Description of the task: Look through the data below. Collect every line where the word "Test" occurs.

Start Input records

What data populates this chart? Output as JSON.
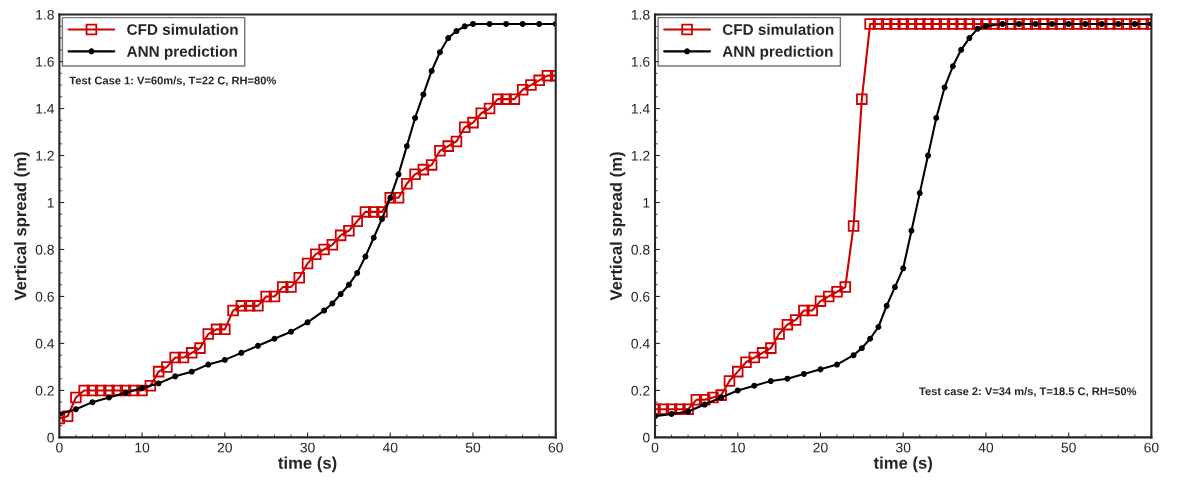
{
  "chart_data": [
    {
      "type": "line",
      "xlabel": "time (s)",
      "ylabel": "Vertical spread (m)",
      "xlim": [
        0,
        60
      ],
      "ylim": [
        0,
        1.8
      ],
      "xticks": [
        0,
        10,
        20,
        30,
        40,
        50,
        60
      ],
      "yticks": [
        0,
        0.2,
        0.4,
        0.6,
        0.8,
        1,
        1.2,
        1.4,
        1.6,
        1.8
      ],
      "grid": false,
      "legend": "top left",
      "annotations": [
        "Test Case 1: V=60m/s, T=22 C, RH=80%"
      ],
      "series": [
        {
          "name": "CFD simulation",
          "color": "#d00000",
          "marker": "square",
          "x": [
            0,
            1,
            2,
            3,
            4,
            5,
            6,
            7,
            8,
            9,
            10,
            11,
            12,
            13,
            14,
            15,
            16,
            17,
            18,
            19,
            20,
            21,
            22,
            23,
            24,
            25,
            26,
            27,
            28,
            29,
            30,
            31,
            32,
            33,
            34,
            35,
            36,
            37,
            38,
            39,
            40,
            41,
            42,
            43,
            44,
            45,
            46,
            47,
            48,
            49,
            50,
            51,
            52,
            53,
            54,
            55,
            56,
            57,
            58,
            59,
            60
          ],
          "values": [
            0.08,
            0.09,
            0.17,
            0.2,
            0.2,
            0.2,
            0.2,
            0.2,
            0.2,
            0.2,
            0.2,
            0.22,
            0.28,
            0.3,
            0.34,
            0.34,
            0.36,
            0.38,
            0.44,
            0.46,
            0.46,
            0.54,
            0.56,
            0.56,
            0.56,
            0.6,
            0.6,
            0.64,
            0.64,
            0.68,
            0.74,
            0.78,
            0.8,
            0.82,
            0.86,
            0.88,
            0.92,
            0.96,
            0.96,
            0.96,
            1.02,
            1.02,
            1.08,
            1.12,
            1.14,
            1.16,
            1.22,
            1.24,
            1.26,
            1.32,
            1.34,
            1.38,
            1.4,
            1.44,
            1.44,
            1.44,
            1.48,
            1.5,
            1.52,
            1.54,
            1.54
          ]
        },
        {
          "name": "ANN prediction",
          "color": "#000000",
          "marker": "circle",
          "x": [
            0,
            2,
            4,
            6,
            8,
            10,
            12,
            14,
            16,
            18,
            20,
            22,
            24,
            26,
            28,
            30,
            32,
            33,
            34,
            35,
            36,
            37,
            38,
            39,
            40,
            41,
            42,
            43,
            44,
            45,
            46,
            47,
            48,
            49,
            50,
            52,
            54,
            56,
            58,
            60
          ],
          "values": [
            0.1,
            0.12,
            0.15,
            0.17,
            0.19,
            0.21,
            0.23,
            0.26,
            0.28,
            0.31,
            0.33,
            0.36,
            0.39,
            0.42,
            0.45,
            0.49,
            0.54,
            0.57,
            0.61,
            0.65,
            0.7,
            0.77,
            0.85,
            0.93,
            1.02,
            1.12,
            1.24,
            1.36,
            1.46,
            1.56,
            1.64,
            1.7,
            1.73,
            1.75,
            1.76,
            1.76,
            1.76,
            1.76,
            1.76,
            1.76
          ]
        }
      ]
    },
    {
      "type": "line",
      "xlabel": "time (s)",
      "ylabel": "Vertical spread (m)",
      "xlim": [
        0,
        60
      ],
      "ylim": [
        0,
        1.8
      ],
      "xticks": [
        0,
        10,
        20,
        30,
        40,
        50,
        60
      ],
      "yticks": [
        0,
        0.2,
        0.4,
        0.6,
        0.8,
        1,
        1.2,
        1.4,
        1.6,
        1.8
      ],
      "grid": false,
      "legend": "top left",
      "annotations": [
        "Test case 2: V=34 m/s, T=18.5 C, RH=50%"
      ],
      "series": [
        {
          "name": "CFD simulation",
          "color": "#d00000",
          "marker": "square",
          "x": [
            0,
            1,
            2,
            3,
            4,
            5,
            6,
            7,
            8,
            9,
            10,
            11,
            12,
            13,
            14,
            15,
            16,
            17,
            18,
            19,
            20,
            21,
            22,
            23,
            24,
            25,
            26,
            27,
            28,
            29,
            30,
            31,
            32,
            33,
            34,
            35,
            36,
            37,
            38,
            39,
            40,
            41,
            42,
            43,
            44,
            45,
            46,
            47,
            48,
            49,
            50,
            51,
            52,
            53,
            54,
            55,
            56,
            57,
            58,
            59,
            60
          ],
          "values": [
            0.12,
            0.12,
            0.12,
            0.12,
            0.12,
            0.16,
            0.16,
            0.17,
            0.18,
            0.24,
            0.28,
            0.32,
            0.34,
            0.36,
            0.38,
            0.44,
            0.48,
            0.5,
            0.54,
            0.54,
            0.58,
            0.6,
            0.62,
            0.64,
            0.9,
            1.44,
            1.76,
            1.76,
            1.76,
            1.76,
            1.76,
            1.76,
            1.76,
            1.76,
            1.76,
            1.76,
            1.76,
            1.76,
            1.76,
            1.76,
            1.76,
            1.76,
            1.76,
            1.76,
            1.76,
            1.76,
            1.76,
            1.76,
            1.76,
            1.76,
            1.76,
            1.76,
            1.76,
            1.76,
            1.76,
            1.76,
            1.76,
            1.76,
            1.76,
            1.76,
            1.76
          ]
        },
        {
          "name": "ANN prediction",
          "color": "#000000",
          "marker": "circle",
          "x": [
            0,
            2,
            4,
            6,
            8,
            10,
            12,
            14,
            16,
            18,
            20,
            22,
            24,
            25,
            26,
            27,
            28,
            29,
            30,
            31,
            32,
            33,
            34,
            35,
            36,
            37,
            38,
            39,
            40,
            42,
            44,
            46,
            48,
            50,
            52,
            54,
            56,
            58,
            60
          ],
          "values": [
            0.09,
            0.1,
            0.11,
            0.14,
            0.17,
            0.2,
            0.22,
            0.24,
            0.25,
            0.27,
            0.29,
            0.31,
            0.35,
            0.38,
            0.42,
            0.47,
            0.56,
            0.64,
            0.72,
            0.88,
            1.04,
            1.2,
            1.36,
            1.49,
            1.58,
            1.65,
            1.7,
            1.74,
            1.75,
            1.76,
            1.76,
            1.76,
            1.76,
            1.76,
            1.76,
            1.76,
            1.76,
            1.76,
            1.76
          ]
        }
      ]
    }
  ]
}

End Input records

Worked solution:
        "Test Case 1: V=60m/s, T=22 C, RH=80%"
        "Test case 2: V=34 m/s, T=18.5 C, RH=50%"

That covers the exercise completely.